◆ **Task description**:
Which lines contain the word "that"? Return each of them as written.
^^^^^^^^
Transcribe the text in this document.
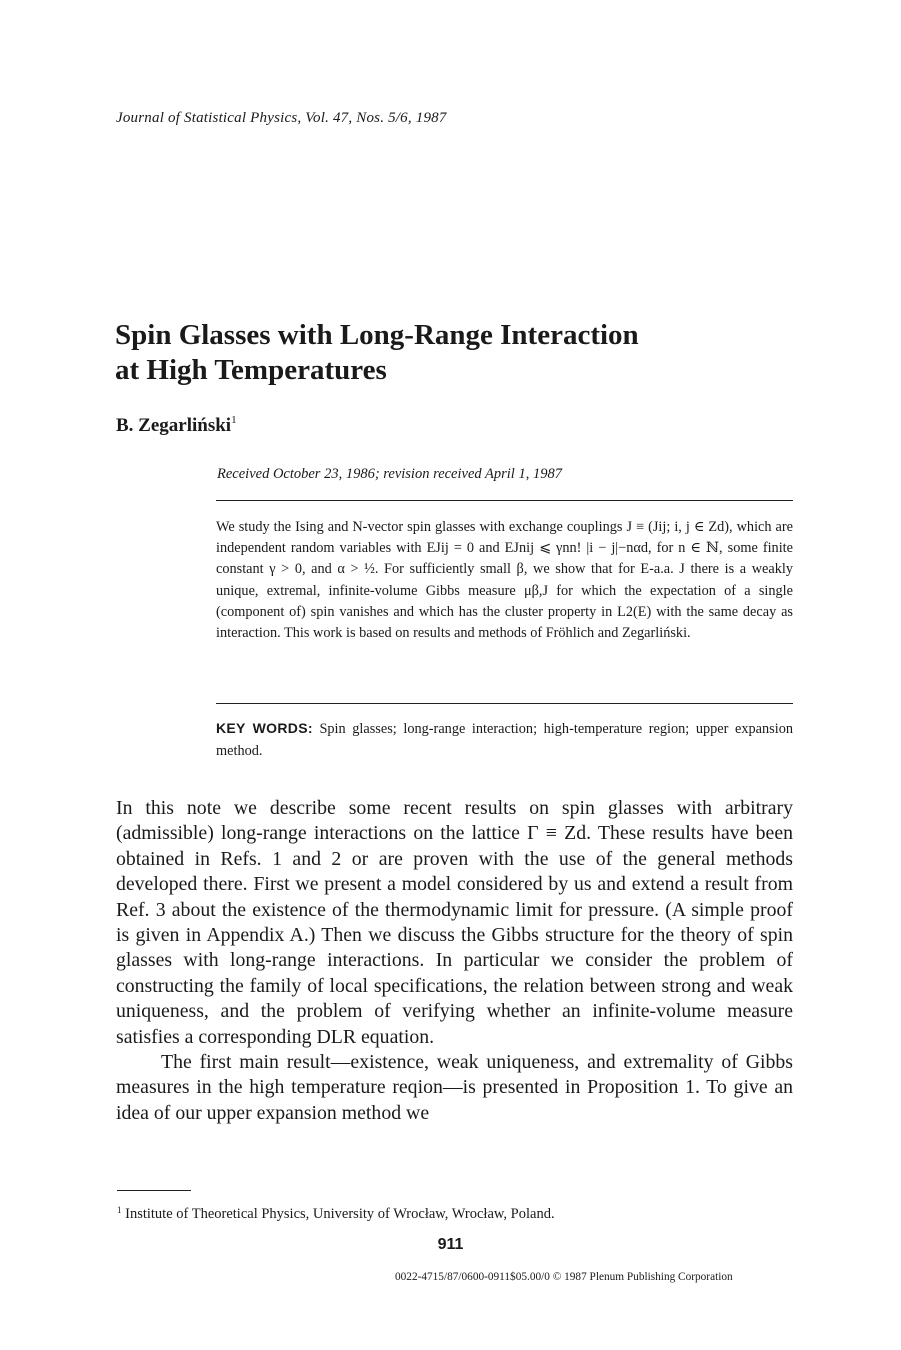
Journal of Statistical Physics, Vol. 47, Nos. 5/6, 1987
Spin Glasses with Long-Range Interaction
at High Temperatures
B. Zegarliński$^1$
Received October 23, 1986; revision received April 1, 1987

We study the Ising and N-vector spin glasses with exchange couplings J ≡ (Jij; i, j ∈ Zd), which are independent random variables with EJij = 0 and EJnij ⩽ γnn! |i − j|−nαd, for n ∈ ℕ, some finite constant γ > 0, and α > ½. For sufficiently small β, we show that for E-a.a. J there is a weakly unique, extremal, infinite-volume Gibbs measure μβ,J for which the expectation of a single (component of) spin vanishes and which has the cluster property in L2(E) with the same decay as interaction. This work is based on results and methods of Fröhlich and Zegarliński.

KEY WORDS: Spin glasses; long-range interaction; high-temperature region; upper expansion method.

In this note we describe some recent results on spin glasses with arbitrary (admissible) long-range interactions on the lattice Γ ≡ Zd. These results have been obtained in Refs. 1 and 2 or are proven with the use of the general methods developed there. First we present a model considered by us and extend a result from Ref. 3 about the existence of the thermodynamic limit for pressure. (A simple proof is given in Appendix A.) Then we discuss the Gibbs structure for the theory of spin glasses with long-range interactions. In particular we consider the problem of constructing the family of local specifications, the relation between strong and weak uniqueness, and the problem of verifying whether an infinite-volume measure satisfies a corresponding DLR equation.

The first main result—existence, weak uniqueness, and extremality of Gibbs measures in the high temperature reqion—is presented in Proposition 1. To give an idea of our upper expansion method we

$^1$ Institute of Theoretical Physics, University of Wrocław, Wrocław, Poland.
911
0022-4715/87/0600-0911$05.00/0 © 1987 Plenum Publishing Corporation
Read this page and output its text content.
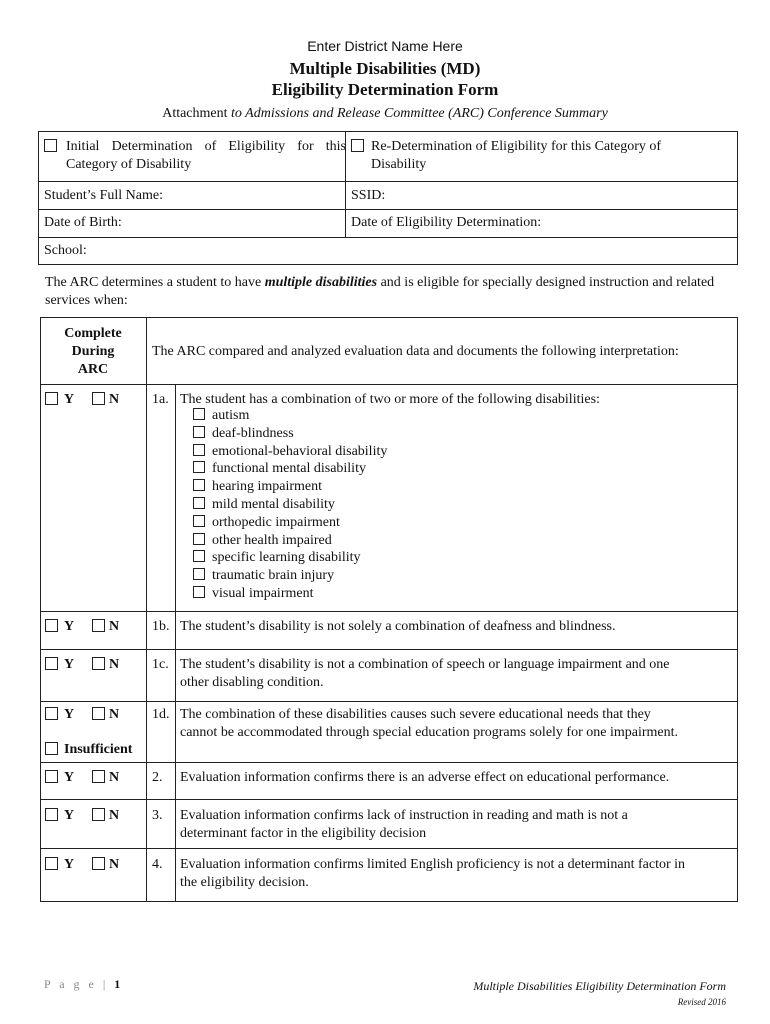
Enter District Name Here
Multiple Disabilities (MD)
Eligibility Determination Form
Attachment to Admissions and Release Committee (ARC) Conference Summary
Initial Determination of Eligibility for this
Category of Disability
Re-Determination of Eligibility for this Category of
Disability
Student’s Full Name:	SSID:
Date of Birth:	Date of Eligibility Determination:
School:
The ARC determines a student to have multiple disabilities and is eligible for specially designed instruction and related services when:
Complete
During
ARC
The ARC compared and analyzed evaluation data and documents the following interpretation:
Y N 1a. The student has a combination of two or more of the following disabilities:
autism
deaf-blindness
emotional-behavioral disability
functional mental disability
hearing impairment
mild mental disability
orthopedic impairment
other health impaired
specific learning disability
traumatic brain injury
visual impairment
Y N 1b. The student’s disability is not solely a combination of deafness and blindness.
Y N 1c. The student’s disability is not a combination of speech or language impairment and one
other disabling condition.
Y N
Insufficient
1d. The combination of these disabilities causes such severe educational needs that they
cannot be accommodated through special education programs solely for one impairment.
Y N 2. Evaluation information confirms there is an adverse effect on educational performance.
Y N 3. Evaluation information confirms lack of instruction in reading and math is not a
determinant factor in the eligibility decision
Y N 4. Evaluation information confirms limited English proficiency is not a determinant factor in
the eligibility decision.
P a g e | 1	Multiple Disabilities Eligibility Determination Form
Revised 2016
^^^^^^^^
◆ **Correct output**:
We study the Ising and N-vector spin glasses with exchange couplings J ≡ (Jij; i, j ∈ Zd), which are independent random variables with EJij = 0 and EJnij ⩽ γnn! |i − j|−nαd, for n ∈ ℕ, some finite constant γ > 0, and α > ½. For sufficiently small β, we show that for E-a.a. J there is a weakly unique, extremal, infinite-volume Gibbs measure μβ,J for which the expectation of a single (component of) spin vanishes and which has the cluster property in L2(E) with the same decay as interaction. This work is based on results and methods of Fröhlich and Zegarliński.
1d. The combination of these disabilities causes such severe educational needs that they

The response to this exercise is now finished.